Look through the lines below and state how many hold the word "terra". Write only the number.

** Begin PROVIDED DATA **

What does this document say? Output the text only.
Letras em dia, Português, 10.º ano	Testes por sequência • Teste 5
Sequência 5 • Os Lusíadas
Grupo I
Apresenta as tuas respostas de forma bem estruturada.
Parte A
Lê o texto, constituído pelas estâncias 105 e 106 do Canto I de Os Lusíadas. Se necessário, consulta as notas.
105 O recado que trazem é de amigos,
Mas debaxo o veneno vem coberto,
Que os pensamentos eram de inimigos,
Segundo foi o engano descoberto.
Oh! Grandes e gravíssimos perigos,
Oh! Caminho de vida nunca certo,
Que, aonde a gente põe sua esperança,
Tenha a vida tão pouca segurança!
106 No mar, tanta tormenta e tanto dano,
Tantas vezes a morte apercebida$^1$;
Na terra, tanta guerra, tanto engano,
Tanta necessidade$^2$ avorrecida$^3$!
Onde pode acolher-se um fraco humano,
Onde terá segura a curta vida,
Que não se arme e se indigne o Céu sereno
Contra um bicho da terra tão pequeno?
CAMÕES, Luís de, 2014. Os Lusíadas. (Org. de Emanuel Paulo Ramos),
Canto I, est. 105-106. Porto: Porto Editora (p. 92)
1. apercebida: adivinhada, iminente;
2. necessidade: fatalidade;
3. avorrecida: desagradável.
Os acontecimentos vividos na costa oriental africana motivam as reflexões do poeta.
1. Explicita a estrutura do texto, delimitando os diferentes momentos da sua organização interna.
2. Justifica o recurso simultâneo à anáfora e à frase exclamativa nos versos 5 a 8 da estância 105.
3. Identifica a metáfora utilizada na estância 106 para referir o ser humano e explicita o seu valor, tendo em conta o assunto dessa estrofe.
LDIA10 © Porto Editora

** End PROVIDED DATA **
** Begin PROVIDED DATA **

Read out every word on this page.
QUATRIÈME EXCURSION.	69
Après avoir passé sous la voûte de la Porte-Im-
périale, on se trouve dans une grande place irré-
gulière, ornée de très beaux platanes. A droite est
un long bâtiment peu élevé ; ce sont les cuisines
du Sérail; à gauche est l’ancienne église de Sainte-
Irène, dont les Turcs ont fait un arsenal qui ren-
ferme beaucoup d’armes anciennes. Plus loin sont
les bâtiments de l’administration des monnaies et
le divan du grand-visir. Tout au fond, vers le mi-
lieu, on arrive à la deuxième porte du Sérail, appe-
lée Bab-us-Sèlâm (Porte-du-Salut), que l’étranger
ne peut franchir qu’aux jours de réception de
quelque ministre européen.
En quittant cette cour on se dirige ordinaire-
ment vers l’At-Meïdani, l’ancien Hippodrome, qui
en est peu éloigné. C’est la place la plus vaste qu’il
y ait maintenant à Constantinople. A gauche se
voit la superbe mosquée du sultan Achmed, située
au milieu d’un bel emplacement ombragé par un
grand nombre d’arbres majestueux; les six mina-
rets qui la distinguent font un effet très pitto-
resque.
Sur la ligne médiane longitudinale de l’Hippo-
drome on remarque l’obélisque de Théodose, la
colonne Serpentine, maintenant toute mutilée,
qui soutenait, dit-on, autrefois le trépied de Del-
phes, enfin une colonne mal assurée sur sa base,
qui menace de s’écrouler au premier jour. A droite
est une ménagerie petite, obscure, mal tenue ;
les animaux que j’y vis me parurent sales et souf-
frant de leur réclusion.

** End PROVIDED DATA **

§ **RESPONSE TO THIS TASK**
2